Data records:

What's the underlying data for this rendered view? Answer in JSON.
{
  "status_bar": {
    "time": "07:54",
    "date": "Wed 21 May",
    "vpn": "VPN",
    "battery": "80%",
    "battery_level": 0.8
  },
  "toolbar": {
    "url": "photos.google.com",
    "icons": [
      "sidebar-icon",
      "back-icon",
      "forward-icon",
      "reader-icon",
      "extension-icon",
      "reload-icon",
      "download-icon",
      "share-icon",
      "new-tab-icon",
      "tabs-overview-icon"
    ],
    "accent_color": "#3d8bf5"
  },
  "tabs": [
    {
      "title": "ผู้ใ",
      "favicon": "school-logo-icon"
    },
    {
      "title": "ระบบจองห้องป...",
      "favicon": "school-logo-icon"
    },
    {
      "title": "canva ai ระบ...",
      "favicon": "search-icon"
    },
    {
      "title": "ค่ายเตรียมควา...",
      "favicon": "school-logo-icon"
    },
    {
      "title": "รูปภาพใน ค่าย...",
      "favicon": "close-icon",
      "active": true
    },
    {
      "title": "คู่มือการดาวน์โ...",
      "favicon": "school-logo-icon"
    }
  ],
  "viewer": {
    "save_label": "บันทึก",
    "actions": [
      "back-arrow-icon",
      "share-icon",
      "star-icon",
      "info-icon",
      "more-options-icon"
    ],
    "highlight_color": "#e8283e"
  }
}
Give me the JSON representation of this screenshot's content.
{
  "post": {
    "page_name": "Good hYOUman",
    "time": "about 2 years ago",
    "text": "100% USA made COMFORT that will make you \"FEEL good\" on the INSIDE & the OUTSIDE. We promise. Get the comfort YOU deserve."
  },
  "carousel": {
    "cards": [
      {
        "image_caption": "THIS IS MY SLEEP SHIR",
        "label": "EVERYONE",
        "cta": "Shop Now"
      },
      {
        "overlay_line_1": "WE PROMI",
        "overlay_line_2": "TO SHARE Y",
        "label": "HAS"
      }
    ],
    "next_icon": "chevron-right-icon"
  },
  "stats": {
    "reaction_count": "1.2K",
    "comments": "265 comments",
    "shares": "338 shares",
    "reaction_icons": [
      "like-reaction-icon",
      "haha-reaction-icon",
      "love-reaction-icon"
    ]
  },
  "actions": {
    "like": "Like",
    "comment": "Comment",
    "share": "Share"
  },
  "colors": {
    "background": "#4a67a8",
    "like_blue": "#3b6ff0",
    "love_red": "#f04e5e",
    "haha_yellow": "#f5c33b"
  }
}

Exercise:
From the records above, extract every entry verbatim.

Task solution:
What's the underlying data for this rendered view? Answer in JSON.
{
  "status_bar": {
    "time": "07:54",
    "date": "Wed 21 May",
    "vpn": "VPN",
    "battery": "80%",
    "battery_level": 0.8
  },
  "toolbar": {
    "url": "photos.google.com",
    "icons": [
      "sidebar-icon",
      "back-icon",
      "forward-icon",
      "reader-icon",
      "extension-icon",
      "reload-icon",
      "download-icon",
      "share-icon",
      "new-tab-icon",
      "tabs-overview-icon"
    ],
    "accent_color": "#3d8bf5"
  },
  "tabs": [
    {
      "title": "ผู้ใ",
      "favicon": "school-logo-icon"
    },
    {
      "title": "ระบบจองห้องป...",
      "favicon": "school-logo-icon"
    },
    {
      "title": "canva ai ระบ...",
      "favicon": "search-icon"
    },
    {
      "title": "ค่ายเตรียมควา...",
      "favicon": "school-logo-icon"
    },
    {
      "title": "รูปภาพใน ค่าย...",
      "favicon": "close-icon",
      "active": true
    },
    {
      "title": "คู่มือการดาวน์โ...",
      "favicon": "school-logo-icon"
    }
  ],
  "viewer": {
    "save_label": "บันทึก",
    "actions": [
      "back-arrow-icon",
      "share-icon",
      "star-icon",
      "info-icon",
      "more-options-icon"
    ],
    "highlight_color": "#e8283e"
  }
}
Give me the JSON representation of this screenshot's content.
{
  "post": {
    "page_name": "Good hYOUman",
    "time": "about 2 years ago",
    "text": "100% USA made COMFORT that will make you \"FEEL good\" on the INSIDE & the OUTSIDE. We promise. Get the comfort YOU deserve."
  },
  "carousel": {
    "cards": [
      {
        "image_caption": "THIS IS MY SLEEP SHIR",
        "label": "EVERYONE",
        "cta": "Shop Now"
      },
      {
        "overlay_line_1": "WE PROMI",
        "overlay_line_2": "TO SHARE Y",
        "label": "HAS"
      }
    ],
    "next_icon": "chevron-right-icon"
  },
  "stats": {
    "reaction_count": "1.2K",
    "comments": "265 comments",
    "shares": "338 shares",
    "reaction_icons": [
      "like-reaction-icon",
      "haha-reaction-icon",
      "love-reaction-icon"
    ]
  },
  "actions": {
    "like": "Like",
    "comment": "Comment",
    "share": "Share"
  },
  "colors": {
    "background": "#4a67a8",
    "like_blue": "#3b6ff0",
    "love_red": "#f04e5e",
    "haha_yellow": "#f5c33b"
  }
}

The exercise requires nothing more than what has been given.